(GIVEN RECORDS Opens)

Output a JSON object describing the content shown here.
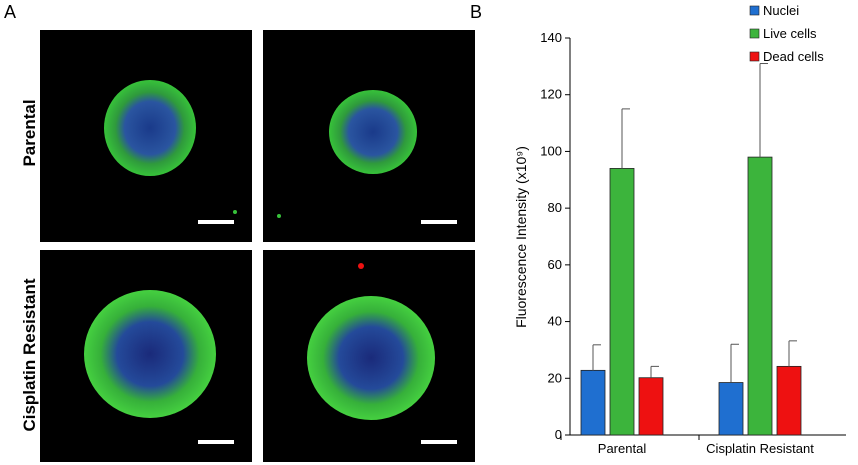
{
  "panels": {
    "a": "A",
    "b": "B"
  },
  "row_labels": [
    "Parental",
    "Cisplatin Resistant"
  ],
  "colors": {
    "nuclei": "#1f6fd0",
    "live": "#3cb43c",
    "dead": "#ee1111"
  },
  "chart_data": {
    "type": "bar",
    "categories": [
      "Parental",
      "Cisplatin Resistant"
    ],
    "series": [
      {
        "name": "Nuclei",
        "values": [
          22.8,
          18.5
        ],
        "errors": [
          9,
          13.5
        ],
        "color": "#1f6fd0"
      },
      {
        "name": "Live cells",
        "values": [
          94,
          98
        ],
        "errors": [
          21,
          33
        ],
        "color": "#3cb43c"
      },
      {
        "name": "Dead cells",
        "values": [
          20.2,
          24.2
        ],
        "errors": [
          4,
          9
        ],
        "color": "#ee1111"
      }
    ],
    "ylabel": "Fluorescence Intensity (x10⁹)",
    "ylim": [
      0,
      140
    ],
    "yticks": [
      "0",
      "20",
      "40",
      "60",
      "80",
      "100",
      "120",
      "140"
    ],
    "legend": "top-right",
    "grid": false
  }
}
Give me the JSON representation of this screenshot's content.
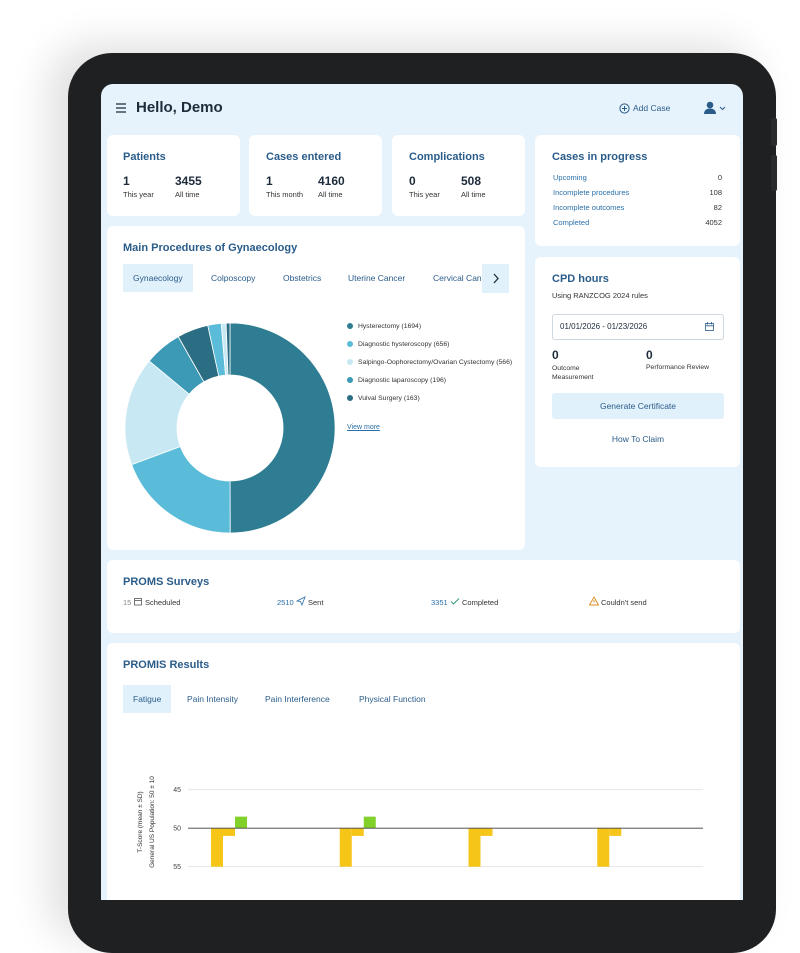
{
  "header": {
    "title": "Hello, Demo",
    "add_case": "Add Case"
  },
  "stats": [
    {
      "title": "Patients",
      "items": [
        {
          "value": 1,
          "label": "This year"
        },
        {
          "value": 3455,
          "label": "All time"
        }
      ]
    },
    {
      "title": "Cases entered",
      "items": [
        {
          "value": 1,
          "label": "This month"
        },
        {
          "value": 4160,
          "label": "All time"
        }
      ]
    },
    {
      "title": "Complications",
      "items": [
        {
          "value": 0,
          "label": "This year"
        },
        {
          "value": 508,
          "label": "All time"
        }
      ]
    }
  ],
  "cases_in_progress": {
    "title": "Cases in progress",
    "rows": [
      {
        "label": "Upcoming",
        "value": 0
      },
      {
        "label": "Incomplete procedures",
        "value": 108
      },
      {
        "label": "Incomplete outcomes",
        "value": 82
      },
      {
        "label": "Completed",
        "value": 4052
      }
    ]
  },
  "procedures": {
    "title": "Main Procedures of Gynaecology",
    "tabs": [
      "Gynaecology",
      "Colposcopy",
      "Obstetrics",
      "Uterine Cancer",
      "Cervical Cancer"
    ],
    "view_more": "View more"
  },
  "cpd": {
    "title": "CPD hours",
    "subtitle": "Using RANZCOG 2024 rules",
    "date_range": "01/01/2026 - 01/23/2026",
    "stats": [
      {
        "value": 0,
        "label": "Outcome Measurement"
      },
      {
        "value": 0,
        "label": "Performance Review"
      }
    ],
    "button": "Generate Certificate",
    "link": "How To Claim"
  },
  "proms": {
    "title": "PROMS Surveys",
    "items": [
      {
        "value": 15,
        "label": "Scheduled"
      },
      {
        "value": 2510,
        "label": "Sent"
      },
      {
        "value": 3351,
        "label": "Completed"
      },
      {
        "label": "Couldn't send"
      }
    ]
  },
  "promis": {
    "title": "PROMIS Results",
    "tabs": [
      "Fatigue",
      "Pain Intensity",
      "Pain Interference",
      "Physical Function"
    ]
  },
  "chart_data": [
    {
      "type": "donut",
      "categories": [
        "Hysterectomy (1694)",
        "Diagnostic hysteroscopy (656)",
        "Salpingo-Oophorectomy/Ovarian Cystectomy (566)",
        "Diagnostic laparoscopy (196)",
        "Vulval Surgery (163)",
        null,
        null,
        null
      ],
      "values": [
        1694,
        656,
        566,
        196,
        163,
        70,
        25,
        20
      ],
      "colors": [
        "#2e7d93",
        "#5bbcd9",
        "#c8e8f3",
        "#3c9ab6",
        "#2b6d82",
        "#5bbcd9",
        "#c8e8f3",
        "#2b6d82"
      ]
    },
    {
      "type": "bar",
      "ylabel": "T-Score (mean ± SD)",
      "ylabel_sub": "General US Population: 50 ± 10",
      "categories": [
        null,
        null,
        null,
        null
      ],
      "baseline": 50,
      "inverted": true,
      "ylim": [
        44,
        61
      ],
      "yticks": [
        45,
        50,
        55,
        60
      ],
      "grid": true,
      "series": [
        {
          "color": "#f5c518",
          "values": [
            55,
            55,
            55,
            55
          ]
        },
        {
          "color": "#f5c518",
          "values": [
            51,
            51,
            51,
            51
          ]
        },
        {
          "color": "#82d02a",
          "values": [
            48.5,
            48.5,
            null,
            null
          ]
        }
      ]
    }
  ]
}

(GIVEN RECORDS Closes)
(GIVEN RECORDS Opens)

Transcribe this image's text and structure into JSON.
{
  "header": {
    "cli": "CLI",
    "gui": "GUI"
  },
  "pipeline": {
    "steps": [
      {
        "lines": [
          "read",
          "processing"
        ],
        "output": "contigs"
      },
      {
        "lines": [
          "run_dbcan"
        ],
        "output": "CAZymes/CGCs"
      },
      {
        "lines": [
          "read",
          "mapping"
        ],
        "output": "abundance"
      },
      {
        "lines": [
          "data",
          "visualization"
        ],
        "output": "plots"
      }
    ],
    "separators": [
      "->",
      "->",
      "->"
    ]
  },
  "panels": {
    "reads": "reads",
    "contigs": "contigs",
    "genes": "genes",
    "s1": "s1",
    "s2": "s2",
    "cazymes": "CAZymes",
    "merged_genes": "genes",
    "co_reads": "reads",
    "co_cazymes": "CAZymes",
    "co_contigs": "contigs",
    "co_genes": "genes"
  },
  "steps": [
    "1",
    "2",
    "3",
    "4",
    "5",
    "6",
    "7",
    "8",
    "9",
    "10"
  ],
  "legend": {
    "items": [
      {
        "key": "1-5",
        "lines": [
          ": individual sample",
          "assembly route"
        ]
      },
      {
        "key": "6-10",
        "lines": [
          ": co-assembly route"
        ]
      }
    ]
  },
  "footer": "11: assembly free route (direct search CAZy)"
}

(GIVEN RECORDS Closes)

● **WHAT IS NEEDED**:
Using the records above, filter out every line that lacks the string "assembly" and copy the rest.

● **RESULT**:
          "assembly route"
          ": co-assembly route"
  "footer": "11: assembly free route (direct search CAZy)"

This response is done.